■ WORK REQUIRED
Leave the pictures out and print every record below exactly as it stands.

(Extracted data entries)
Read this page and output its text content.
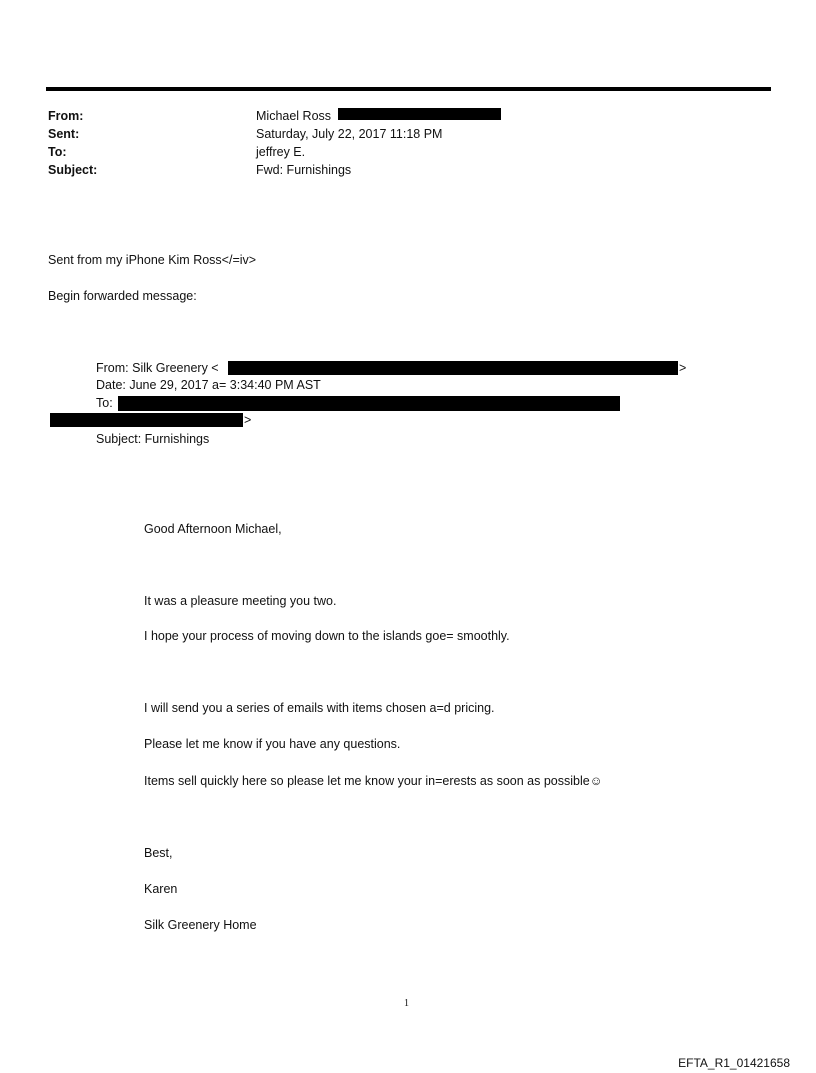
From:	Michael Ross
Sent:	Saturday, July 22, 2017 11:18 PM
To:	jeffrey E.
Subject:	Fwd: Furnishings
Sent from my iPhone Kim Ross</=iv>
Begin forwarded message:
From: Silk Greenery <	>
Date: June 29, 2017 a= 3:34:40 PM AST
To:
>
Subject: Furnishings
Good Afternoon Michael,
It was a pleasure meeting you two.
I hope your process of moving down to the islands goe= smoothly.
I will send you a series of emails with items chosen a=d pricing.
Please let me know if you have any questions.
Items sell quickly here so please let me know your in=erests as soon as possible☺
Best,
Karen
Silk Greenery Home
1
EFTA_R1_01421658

■ SOLVED EXERCISE
Read this page and output its text content.
From:	Michael Ross
Sent:	Saturday, July 22, 2017 11:18 PM
To:	jeffrey E.
Subject:	Fwd: Furnishings
Sent from my iPhone Kim Ross</=iv>
Begin forwarded message:
From: Silk Greenery <	>
Date: June 29, 2017 a= 3:34:40 PM AST
To:
>
Subject: Furnishings
Good Afternoon Michael,
It was a pleasure meeting you two.
I hope your process of moving down to the islands goe= smoothly.
I will send you a series of emails with items chosen a=d pricing.
Please let me know if you have any questions.
Items sell quickly here so please let me know your in=erests as soon as possible☺
Best,
Karen
Silk Greenery Home
1
EFTA_R1_01421658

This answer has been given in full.